## Provided data
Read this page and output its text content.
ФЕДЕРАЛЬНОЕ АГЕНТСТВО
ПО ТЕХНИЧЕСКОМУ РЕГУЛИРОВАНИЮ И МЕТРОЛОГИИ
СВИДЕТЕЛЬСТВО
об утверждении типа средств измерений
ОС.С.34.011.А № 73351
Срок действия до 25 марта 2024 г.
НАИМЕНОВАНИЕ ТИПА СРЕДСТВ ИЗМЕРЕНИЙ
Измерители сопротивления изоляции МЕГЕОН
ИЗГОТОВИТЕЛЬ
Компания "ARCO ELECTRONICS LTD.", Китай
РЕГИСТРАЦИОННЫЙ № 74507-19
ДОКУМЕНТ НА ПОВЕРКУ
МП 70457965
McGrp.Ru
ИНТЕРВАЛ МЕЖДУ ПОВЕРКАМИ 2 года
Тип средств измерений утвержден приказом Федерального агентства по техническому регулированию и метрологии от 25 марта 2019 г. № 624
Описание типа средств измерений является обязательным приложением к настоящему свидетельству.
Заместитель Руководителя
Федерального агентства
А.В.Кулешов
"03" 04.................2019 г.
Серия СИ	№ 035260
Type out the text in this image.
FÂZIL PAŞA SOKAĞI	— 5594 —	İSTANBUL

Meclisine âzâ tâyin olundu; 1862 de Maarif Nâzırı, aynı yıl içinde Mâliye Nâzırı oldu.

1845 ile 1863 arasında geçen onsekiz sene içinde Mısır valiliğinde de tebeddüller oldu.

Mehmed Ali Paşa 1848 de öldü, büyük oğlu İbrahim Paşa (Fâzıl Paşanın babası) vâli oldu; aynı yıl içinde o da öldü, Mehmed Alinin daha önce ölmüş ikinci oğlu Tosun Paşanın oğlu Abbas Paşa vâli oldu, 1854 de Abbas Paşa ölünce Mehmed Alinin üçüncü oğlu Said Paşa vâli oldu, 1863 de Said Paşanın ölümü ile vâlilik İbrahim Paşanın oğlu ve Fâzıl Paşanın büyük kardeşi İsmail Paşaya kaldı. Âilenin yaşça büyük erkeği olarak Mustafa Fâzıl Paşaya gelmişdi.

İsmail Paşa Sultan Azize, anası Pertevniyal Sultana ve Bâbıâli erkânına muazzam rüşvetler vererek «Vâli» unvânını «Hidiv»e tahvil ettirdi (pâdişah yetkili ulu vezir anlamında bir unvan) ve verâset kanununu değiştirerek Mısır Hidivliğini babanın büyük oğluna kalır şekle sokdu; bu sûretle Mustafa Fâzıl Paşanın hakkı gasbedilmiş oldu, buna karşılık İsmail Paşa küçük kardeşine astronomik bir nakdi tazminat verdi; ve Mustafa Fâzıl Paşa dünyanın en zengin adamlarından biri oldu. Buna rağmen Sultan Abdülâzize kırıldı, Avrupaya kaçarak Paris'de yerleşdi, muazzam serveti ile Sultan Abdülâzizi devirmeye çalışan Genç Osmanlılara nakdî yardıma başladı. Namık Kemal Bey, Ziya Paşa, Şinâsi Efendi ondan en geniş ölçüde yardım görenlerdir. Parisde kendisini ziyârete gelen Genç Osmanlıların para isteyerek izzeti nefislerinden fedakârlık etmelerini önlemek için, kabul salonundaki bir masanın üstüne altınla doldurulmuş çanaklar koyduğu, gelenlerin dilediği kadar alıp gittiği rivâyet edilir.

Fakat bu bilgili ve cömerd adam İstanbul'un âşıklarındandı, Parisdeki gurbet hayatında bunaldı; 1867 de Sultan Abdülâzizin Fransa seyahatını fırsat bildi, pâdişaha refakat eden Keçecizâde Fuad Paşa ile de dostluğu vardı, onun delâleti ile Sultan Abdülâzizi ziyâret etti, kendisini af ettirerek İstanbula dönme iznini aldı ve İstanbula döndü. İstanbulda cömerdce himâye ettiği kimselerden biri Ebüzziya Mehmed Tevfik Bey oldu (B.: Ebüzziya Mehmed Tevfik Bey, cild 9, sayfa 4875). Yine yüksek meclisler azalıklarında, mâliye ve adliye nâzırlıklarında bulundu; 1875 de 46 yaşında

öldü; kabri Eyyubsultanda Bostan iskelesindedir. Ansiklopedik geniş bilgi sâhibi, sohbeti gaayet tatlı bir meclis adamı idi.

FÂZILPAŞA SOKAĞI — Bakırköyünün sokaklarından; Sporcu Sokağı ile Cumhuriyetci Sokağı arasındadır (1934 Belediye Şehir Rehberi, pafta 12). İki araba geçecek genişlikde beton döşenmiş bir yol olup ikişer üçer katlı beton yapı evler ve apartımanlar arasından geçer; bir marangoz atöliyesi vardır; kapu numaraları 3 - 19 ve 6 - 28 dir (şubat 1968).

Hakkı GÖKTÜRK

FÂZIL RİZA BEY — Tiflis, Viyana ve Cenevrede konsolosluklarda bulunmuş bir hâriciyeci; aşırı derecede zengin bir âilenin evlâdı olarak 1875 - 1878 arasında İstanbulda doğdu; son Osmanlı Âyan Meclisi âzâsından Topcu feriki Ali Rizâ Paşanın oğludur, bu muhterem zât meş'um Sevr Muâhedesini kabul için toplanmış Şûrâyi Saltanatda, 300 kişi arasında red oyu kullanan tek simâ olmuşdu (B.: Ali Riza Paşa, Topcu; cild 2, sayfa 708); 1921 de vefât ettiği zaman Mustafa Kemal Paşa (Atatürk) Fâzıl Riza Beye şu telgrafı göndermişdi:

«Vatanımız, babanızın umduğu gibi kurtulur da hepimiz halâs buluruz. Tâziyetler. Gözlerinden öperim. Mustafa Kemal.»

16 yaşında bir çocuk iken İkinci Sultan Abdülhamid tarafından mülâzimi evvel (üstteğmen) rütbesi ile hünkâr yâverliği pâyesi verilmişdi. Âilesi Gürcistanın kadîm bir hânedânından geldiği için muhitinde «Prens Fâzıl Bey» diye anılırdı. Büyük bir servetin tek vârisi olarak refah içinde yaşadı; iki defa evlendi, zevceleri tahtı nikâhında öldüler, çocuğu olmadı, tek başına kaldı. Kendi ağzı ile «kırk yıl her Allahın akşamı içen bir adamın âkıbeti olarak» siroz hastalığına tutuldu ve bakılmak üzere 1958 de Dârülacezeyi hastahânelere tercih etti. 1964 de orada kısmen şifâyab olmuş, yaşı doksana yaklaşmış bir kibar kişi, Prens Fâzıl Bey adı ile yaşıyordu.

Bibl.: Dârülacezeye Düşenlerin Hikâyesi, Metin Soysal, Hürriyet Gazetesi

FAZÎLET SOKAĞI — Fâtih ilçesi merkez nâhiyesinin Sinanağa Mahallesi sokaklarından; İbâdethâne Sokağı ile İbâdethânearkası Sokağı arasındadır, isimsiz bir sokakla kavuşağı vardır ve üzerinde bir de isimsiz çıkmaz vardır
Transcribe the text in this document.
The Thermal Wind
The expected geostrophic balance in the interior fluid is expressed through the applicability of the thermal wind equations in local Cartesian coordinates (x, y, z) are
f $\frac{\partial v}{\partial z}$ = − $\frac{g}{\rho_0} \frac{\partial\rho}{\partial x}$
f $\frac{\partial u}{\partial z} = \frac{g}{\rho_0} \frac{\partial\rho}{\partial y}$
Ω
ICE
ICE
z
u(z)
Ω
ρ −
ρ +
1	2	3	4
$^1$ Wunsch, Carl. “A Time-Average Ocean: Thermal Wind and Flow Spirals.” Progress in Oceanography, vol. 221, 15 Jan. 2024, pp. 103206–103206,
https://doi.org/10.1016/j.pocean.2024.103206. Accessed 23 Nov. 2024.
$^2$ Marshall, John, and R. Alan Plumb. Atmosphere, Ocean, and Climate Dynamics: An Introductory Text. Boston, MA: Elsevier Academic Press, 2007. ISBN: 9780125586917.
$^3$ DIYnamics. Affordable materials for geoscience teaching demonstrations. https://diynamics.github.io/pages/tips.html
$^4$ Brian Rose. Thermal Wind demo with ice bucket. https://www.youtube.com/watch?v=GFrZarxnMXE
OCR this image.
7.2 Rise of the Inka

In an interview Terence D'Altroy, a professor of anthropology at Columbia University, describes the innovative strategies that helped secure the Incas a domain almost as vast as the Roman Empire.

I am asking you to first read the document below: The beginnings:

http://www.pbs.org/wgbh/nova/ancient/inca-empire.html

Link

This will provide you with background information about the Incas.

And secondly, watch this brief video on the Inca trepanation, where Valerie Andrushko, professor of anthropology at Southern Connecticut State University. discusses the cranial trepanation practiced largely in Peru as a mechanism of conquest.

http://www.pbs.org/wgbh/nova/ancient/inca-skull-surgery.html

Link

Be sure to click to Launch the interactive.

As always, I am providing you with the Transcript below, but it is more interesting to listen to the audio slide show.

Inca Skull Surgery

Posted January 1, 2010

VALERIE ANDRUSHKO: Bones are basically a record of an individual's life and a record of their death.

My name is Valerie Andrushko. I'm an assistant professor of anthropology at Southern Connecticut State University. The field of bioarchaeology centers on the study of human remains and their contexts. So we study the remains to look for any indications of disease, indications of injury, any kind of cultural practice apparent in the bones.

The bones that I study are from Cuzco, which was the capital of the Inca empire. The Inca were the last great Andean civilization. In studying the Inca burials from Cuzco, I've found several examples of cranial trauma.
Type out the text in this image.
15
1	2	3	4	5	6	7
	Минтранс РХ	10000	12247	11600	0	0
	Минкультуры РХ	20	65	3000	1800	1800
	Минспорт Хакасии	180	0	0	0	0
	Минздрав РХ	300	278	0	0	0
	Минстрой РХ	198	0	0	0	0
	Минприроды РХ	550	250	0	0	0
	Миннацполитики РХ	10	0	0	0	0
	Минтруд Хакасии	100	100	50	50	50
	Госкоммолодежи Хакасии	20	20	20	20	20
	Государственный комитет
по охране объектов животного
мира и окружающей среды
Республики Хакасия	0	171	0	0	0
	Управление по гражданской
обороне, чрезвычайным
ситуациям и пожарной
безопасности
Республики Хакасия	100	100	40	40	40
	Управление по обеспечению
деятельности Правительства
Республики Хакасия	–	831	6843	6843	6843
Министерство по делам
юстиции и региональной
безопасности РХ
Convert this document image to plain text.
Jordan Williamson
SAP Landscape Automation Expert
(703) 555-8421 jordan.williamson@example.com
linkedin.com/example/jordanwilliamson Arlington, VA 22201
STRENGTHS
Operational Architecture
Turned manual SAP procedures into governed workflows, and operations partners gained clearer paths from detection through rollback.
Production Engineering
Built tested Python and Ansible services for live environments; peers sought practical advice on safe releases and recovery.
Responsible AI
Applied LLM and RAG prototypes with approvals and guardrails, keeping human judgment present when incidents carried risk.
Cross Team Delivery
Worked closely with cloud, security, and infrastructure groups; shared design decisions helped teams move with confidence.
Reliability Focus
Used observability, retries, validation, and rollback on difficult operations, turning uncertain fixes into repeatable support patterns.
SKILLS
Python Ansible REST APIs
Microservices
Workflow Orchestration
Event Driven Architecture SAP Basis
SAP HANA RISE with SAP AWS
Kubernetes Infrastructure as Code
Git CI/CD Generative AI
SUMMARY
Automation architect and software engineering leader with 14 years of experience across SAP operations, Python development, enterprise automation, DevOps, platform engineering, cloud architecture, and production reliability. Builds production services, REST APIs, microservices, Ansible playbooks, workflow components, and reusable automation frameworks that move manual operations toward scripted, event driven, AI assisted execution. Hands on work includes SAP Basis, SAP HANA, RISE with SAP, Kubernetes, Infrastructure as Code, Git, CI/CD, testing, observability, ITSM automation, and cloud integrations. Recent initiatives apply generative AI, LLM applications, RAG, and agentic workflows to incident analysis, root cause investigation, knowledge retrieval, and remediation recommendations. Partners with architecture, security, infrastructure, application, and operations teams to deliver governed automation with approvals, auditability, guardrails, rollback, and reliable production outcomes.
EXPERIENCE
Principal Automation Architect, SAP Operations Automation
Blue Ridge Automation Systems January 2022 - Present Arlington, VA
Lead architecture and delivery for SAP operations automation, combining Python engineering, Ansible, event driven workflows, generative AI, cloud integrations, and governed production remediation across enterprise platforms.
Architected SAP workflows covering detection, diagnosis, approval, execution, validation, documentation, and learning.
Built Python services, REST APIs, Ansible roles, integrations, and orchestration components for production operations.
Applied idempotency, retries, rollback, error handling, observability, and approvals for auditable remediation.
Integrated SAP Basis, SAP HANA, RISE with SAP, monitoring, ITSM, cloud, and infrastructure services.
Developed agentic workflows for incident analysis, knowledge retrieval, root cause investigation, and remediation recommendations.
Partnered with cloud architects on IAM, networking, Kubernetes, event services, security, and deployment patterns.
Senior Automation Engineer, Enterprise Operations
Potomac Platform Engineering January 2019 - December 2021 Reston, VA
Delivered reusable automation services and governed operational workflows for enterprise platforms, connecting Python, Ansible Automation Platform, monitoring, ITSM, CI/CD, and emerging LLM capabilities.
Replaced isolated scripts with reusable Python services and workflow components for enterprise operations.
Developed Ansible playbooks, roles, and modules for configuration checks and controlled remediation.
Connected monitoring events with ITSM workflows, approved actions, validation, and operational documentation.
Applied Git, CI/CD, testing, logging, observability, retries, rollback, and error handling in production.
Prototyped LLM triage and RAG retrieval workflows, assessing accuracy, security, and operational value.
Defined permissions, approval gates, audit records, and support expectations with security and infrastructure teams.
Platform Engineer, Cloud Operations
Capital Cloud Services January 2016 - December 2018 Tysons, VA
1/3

## Task goal
Pick out all lines from the data above in which the word "Arlington" appears.

## The result
linkedin.com/example/jordanwilliamson Arlington, VA 22201
Blue Ridge Automation Systems January 2022 - Present Arlington, VA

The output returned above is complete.